Status tersangka yang menyemat di depan nama sembilan calon kepala daerah ini tak berarti memupus peluang mereka menjadi pemenang Pilkada 2018. Kesembilan orang ini masih terpampang dalam surat suara pilkada.

Komisioner KPU Wahyu Setiawan berkata proses administrasi akan tetap berjalan seandainya kandidat pesakitan memenangkan pilkada. "Tetapi proses hukum tetap berjalan sesuai kewenangan lembaga penegak hukum,” ujar Wahyu kepada Tirto, Selasa (26/6/2018).

Sesuai aturan, calon kepala daerah yang berstatus tersangka memang tak bisa diganti keikutsertaannya pada pilkada. Ini tertuang dalam Undang-Undang Nomor 10 Tahun 2016 tentang Pilkada.

Materi yang Ditampilkan:
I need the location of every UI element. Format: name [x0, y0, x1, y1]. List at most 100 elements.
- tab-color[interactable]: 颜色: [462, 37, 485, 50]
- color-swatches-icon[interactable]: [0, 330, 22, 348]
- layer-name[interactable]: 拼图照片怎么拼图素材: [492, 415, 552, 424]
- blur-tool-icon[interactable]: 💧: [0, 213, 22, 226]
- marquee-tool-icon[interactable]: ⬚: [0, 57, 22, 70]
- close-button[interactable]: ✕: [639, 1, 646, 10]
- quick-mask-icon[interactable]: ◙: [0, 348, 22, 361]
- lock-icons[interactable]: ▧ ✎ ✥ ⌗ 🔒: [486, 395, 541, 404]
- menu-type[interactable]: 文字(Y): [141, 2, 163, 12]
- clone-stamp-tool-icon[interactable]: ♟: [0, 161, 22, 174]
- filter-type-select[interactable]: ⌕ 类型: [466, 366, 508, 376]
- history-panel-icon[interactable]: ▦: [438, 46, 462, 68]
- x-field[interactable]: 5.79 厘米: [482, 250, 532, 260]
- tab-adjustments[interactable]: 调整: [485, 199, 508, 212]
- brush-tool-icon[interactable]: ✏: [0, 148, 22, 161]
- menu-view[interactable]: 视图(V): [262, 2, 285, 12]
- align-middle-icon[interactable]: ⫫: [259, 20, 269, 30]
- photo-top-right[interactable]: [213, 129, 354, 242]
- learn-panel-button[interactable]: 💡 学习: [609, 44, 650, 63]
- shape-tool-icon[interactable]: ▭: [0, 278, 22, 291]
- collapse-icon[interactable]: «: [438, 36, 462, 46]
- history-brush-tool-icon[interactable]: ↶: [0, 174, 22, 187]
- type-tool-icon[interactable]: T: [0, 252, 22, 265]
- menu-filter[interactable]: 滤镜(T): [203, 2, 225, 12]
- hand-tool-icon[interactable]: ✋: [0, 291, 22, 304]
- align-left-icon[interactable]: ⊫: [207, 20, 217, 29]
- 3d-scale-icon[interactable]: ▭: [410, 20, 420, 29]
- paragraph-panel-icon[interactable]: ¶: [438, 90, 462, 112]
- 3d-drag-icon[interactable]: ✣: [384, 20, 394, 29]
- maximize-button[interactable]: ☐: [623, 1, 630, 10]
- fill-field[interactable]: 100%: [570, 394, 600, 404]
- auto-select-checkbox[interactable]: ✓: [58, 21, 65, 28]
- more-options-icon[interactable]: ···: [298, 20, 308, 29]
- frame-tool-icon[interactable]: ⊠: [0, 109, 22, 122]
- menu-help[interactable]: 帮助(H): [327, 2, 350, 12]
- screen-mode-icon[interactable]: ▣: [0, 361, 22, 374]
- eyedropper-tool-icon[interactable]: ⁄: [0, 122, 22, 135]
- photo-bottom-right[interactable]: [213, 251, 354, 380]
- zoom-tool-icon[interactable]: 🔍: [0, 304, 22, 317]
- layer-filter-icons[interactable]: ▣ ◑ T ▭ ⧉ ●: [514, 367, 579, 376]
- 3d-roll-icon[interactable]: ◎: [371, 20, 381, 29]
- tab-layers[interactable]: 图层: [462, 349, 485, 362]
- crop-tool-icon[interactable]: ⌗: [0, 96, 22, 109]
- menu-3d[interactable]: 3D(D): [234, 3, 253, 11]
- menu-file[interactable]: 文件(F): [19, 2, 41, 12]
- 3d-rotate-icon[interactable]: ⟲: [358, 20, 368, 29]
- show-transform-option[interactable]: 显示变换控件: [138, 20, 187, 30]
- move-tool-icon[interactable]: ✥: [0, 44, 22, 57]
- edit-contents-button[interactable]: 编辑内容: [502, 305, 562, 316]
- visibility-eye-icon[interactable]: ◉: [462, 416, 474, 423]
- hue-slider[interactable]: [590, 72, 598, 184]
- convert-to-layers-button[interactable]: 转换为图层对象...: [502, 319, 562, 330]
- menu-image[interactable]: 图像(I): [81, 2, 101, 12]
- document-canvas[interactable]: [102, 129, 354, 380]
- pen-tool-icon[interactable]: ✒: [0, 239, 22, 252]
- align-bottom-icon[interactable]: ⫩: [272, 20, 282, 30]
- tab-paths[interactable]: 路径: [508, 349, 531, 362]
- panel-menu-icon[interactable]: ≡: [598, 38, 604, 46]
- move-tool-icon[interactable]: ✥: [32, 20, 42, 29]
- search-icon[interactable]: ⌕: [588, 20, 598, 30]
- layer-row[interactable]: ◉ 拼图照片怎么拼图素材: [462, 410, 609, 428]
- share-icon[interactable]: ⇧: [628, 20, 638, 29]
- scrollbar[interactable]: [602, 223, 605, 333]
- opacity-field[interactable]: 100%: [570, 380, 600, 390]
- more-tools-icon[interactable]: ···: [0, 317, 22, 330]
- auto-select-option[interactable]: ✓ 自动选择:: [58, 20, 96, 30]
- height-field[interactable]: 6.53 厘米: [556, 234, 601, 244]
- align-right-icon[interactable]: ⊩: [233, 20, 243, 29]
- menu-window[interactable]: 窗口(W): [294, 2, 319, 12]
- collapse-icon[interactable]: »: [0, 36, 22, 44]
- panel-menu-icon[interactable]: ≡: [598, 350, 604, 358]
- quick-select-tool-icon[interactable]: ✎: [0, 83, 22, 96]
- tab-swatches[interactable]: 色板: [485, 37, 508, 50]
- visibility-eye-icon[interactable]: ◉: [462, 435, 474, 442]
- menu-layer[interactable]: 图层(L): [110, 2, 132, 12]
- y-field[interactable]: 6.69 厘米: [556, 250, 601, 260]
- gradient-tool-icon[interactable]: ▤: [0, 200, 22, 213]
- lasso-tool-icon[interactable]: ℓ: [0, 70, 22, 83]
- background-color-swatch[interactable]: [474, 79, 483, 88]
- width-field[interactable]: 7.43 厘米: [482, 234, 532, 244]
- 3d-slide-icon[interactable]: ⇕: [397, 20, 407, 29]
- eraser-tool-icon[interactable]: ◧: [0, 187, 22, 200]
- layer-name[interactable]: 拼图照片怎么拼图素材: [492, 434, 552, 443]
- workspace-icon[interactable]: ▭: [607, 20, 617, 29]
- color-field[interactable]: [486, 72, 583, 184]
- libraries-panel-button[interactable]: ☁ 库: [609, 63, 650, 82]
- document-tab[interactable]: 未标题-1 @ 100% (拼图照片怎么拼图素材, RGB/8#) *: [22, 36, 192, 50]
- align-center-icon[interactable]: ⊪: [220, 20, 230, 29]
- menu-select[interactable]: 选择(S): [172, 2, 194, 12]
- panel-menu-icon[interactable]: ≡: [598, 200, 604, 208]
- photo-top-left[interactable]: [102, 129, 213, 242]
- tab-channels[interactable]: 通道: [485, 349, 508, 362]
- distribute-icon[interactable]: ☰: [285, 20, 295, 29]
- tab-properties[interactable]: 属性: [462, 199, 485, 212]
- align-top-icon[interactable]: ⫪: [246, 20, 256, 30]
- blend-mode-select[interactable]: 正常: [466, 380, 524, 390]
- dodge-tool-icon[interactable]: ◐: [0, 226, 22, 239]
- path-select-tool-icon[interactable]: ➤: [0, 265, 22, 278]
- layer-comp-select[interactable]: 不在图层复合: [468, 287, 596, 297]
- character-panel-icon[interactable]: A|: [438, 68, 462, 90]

Tugas dan Latihan:
1) Tuliskan kembali bagian teks tentang calon kepala daerah berstatus tersangka, mulai dari "Status tersangka yang" sampai "surat suara pilkada.", tanpa mengubah satu kata pun.
2) Tolong salin baris-baris catatan mulai dari awal catatan sampai baris yang memuat "- hand-tool-icon[interactable]: ✋: [0, 291, 22, 304]", termasuk baris itu sendiri, tanpa perubahan apa pun.

Jawaban Latihan:
1)
Status tersangka yang menyemat di depan nama sembilan calon kepala daerah ini tak berarti memupus peluang mereka menjadi pemenang Pilkada 2018. Kesembilan orang ini masih terpampang dalam surat suara pilkada.

2)
I need the location of every UI element. Format: name [x0, y0, x1, y1]. List at most 100 elements.
- tab-color[interactable]: 颜色: [462, 37, 485, 50]
- color-swatches-icon[interactable]: [0, 330, 22, 348]
- layer-name[interactable]: 拼图照片怎么拼图素材: [492, 415, 552, 424]
- blur-tool-icon[interactable]: 💧: [0, 213, 22, 226]
- marquee-tool-icon[interactable]: ⬚: [0, 57, 22, 70]
- close-button[interactable]: ✕: [639, 1, 646, 10]
- quick-mask-icon[interactable]: ◙: [0, 348, 22, 361]
- lock-icons[interactable]: ▧ ✎ ✥ ⌗ 🔒: [486, 395, 541, 404]
- menu-type[interactable]: 文字(Y): [141, 2, 163, 12]
- clone-stamp-tool-icon[interactable]: ♟: [0, 161, 22, 174]
- filter-type-select[interactable]: ⌕ 类型: [466, 366, 508, 376]
- history-panel-icon[interactable]: ▦: [438, 46, 462, 68]
- x-field[interactable]: 5.79 厘米: [482, 250, 532, 260]
- tab-adjustments[interactable]: 调整: [485, 199, 508, 212]
- brush-tool-icon[interactable]: ✏: [0, 148, 22, 161]
- menu-view[interactable]: 视图(V): [262, 2, 285, 12]
- align-middle-icon[interactable]: ⫫: [259, 20, 269, 30]
- photo-top-right[interactable]: [213, 129, 354, 242]
- learn-panel-button[interactable]: 💡 学习: [609, 44, 650, 63]
- shape-tool-icon[interactable]: ▭: [0, 278, 22, 291]
- collapse-icon[interactable]: «: [438, 36, 462, 46]
- history-brush-tool-icon[interactable]: ↶: [0, 174, 22, 187]
- type-tool-icon[interactable]: T: [0, 252, 22, 265]
- menu-filter[interactable]: 滤镜(T): [203, 2, 225, 12]
- hand-tool-icon[interactable]: ✋: [0, 291, 22, 304]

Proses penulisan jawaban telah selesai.